What you are asked to do. Before the text and the lines below, reproduce the passage from the text on neural network simulations of music, starting with "Fourth, all of" and going on through "any hidden units.".

Extract provided.
## start
Before conducting our simulations, I made a number of design decisions that were similar in spirit to those made by Krumhansl. First, I employed supervised learning rules for our artificial neural networks. This is because I wanted to know exactly what networks learned to do to facilitate the interpretation of their internal structure. In supervised learning, networks converge to a solution only after they generate the desired (and known) response to each input pattern.

Second, all of our simulations trained networks to generate simple, well-established regularities of Western tonal music. Again, with a solid formal understanding of what networks learned to do I was hoping to be better positioned to interpret their internal structure. These tasks included identifying the tonic and the root of musical scales, key-finding, identifying the types of different triads and tetrachords, and generating chord progressions.

Third, most of our simulations used very simple input and output representations. Many of the networks described in earlier chapters used pitch-class encoding, which meant that very simple networks—networks that only had 12 input units—could learn a musical task of interest. Our choice of this representation paralleled Krumhansl’s (1990a) assumption of octave equivalence in her cognitive studies of musical pitch.

Fourth, all of our simulations sought the simplest networks capable of converging upon a solution to the task. Simple networks are easier to interpret. By seeking the simplest networks, I was able to make some surprising discoveries. For instance, identifying a scale’s tonic, performing key-finding, or generating the next chord in a jazz progression, can all be accomplished by simple perceptrons that do not require any hidden units.

Fifth, the point of each of our simulations was not simply to create a network to solve a particular musical task. Instead, the point was to interpret the internal structure of a trained network in order to determine the solution to the task that it had discovered.

All of the research presented in this book explores a basic question: can shallow networks trained on simple musical problems reveal anything novel about the structure of music? In general, I can say that the answer to this question is a resounding yes. Let us now reflect on the various results reported in the preceding chapters.
## end
Stored data.
## start
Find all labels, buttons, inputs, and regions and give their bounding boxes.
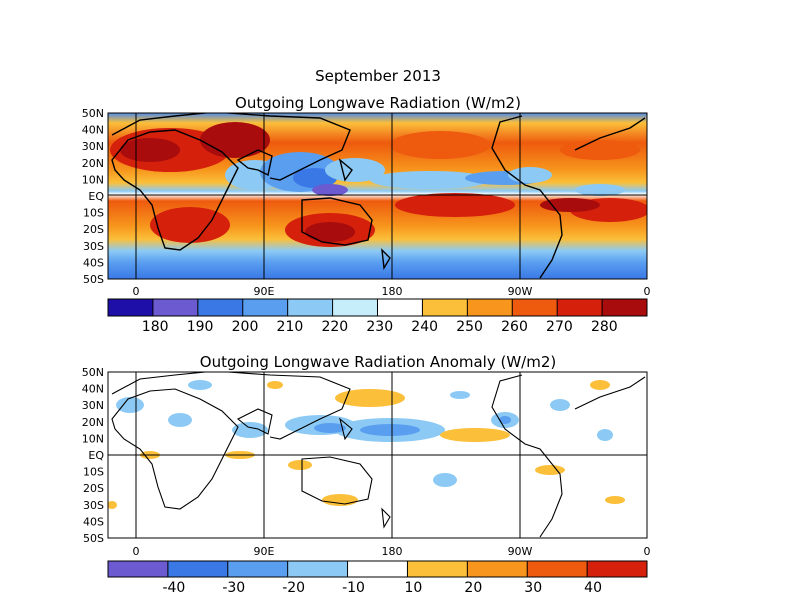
## end
The output.
Fourth, all of our simulations sought the simplest networks capable of converging upon a solution to the task. Simple networks are easier to interpret. By seeking the simplest networks, I was able to make some surprising discoveries. For instance, identifying a scale’s tonic, performing key-finding, or generating the next chord in a jazz progression, can all be accomplished by simple perceptrons that do not require any hidden units.